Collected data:
* BEGIN *
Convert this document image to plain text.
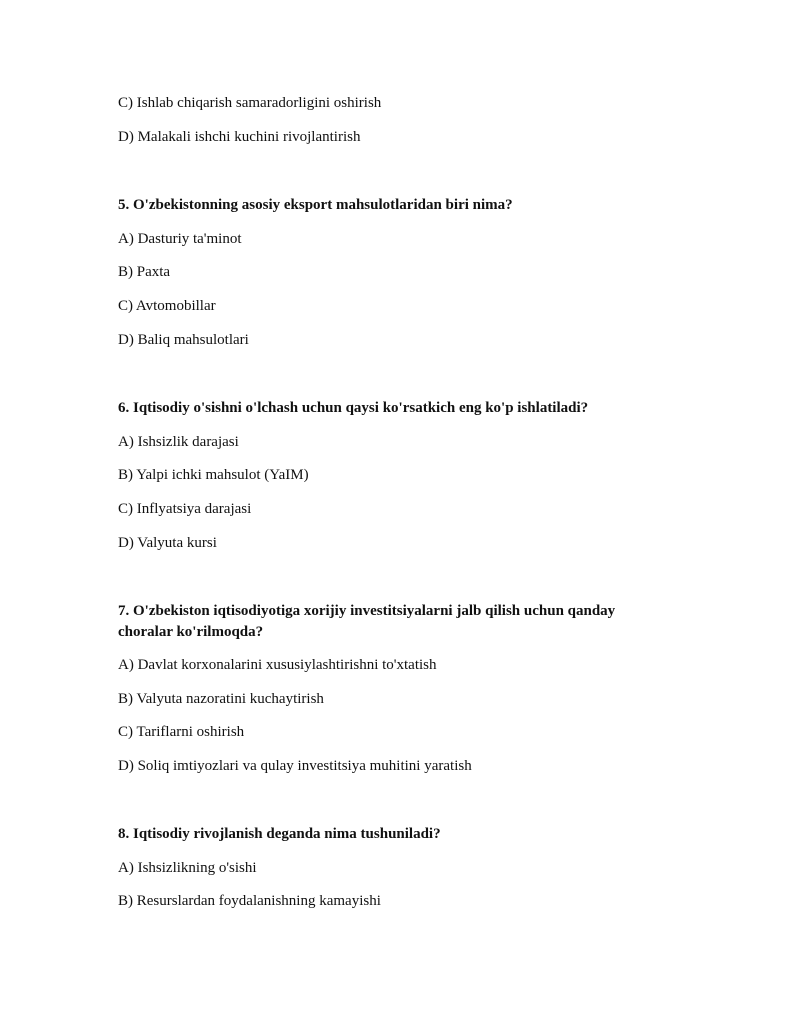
C) Ishlab chiqarish samaradorligini oshirish
D) Malakali ishchi kuchini rivojlantirish
5. O'zbekistonning asosiy eksport mahsulotlaridan biri nima?
A) Dasturiy ta'minot
B) Paxta
C) Avtomobillar
D) Baliq mahsulotlari
6. Iqtisodiy o'sishni o'lchash uchun qaysi ko'rsatkich eng ko'p ishlatiladi?
A) Ishsizlik darajasi
B) Yalpi ichki mahsulot (YaIM)
C) Inflyatsiya darajasi
D) Valyuta kursi
7. O'zbekiston iqtisodiyotiga xorijiy investitsiyalarni jalb qilish uchun qanday choralar ko'rilmoqda?
A) Davlat korxonalarini xususiylashtirishni to'xtatish
B) Valyuta nazoratini kuchaytirish
C) Tariflarni oshirish
D) Soliq imtiyozlari va qulay investitsiya muhitini yaratish
8. Iqtisodiy rivojlanish deganda nima tushuniladi?
A) Ishsizlikning o'sishi
B) Resurslardan foydalanishning kamayishi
* END *
## Goal
Filter the records above and return every line that holds the word "Valyuta".

## Output for this exercise
D) Valyuta kursi
B) Valyuta nazoratini kuchaytirish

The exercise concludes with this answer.